# start of Data provided

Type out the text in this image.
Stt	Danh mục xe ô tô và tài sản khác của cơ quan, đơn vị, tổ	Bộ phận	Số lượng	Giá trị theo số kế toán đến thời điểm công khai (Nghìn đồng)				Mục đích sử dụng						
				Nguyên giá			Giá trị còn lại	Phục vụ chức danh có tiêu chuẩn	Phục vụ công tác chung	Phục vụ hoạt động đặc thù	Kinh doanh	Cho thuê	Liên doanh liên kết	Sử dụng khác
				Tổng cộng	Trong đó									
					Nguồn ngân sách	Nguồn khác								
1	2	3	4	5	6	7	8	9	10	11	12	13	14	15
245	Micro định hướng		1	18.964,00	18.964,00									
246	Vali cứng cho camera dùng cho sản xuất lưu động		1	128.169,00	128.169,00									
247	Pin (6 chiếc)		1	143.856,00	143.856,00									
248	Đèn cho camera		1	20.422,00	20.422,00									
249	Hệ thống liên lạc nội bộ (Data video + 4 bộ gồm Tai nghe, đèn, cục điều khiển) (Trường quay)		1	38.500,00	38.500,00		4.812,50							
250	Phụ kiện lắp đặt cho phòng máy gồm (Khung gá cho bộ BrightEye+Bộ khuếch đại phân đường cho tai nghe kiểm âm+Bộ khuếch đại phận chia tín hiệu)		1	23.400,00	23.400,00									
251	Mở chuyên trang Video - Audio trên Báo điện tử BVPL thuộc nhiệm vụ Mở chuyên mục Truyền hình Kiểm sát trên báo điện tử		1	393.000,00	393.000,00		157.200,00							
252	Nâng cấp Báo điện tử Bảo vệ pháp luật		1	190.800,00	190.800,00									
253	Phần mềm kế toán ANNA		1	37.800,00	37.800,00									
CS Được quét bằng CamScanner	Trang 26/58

# end of Data provided

* **Required work**: Copy each line above that contains the word "động".

* **Answer to this exercise**:
				Nguyên giá			Giá trị còn lại	Phục vụ chức danh có tiêu chuẩn	Phục vụ công tác chung	Phục vụ hoạt động đặc thù	Kinh doanh	Cho thuê	Liên doanh liên kết	Sử dụng khác
246	Vali cứng cho camera dùng cho sản xuất lưu động		1	128.169,00	128.169,00									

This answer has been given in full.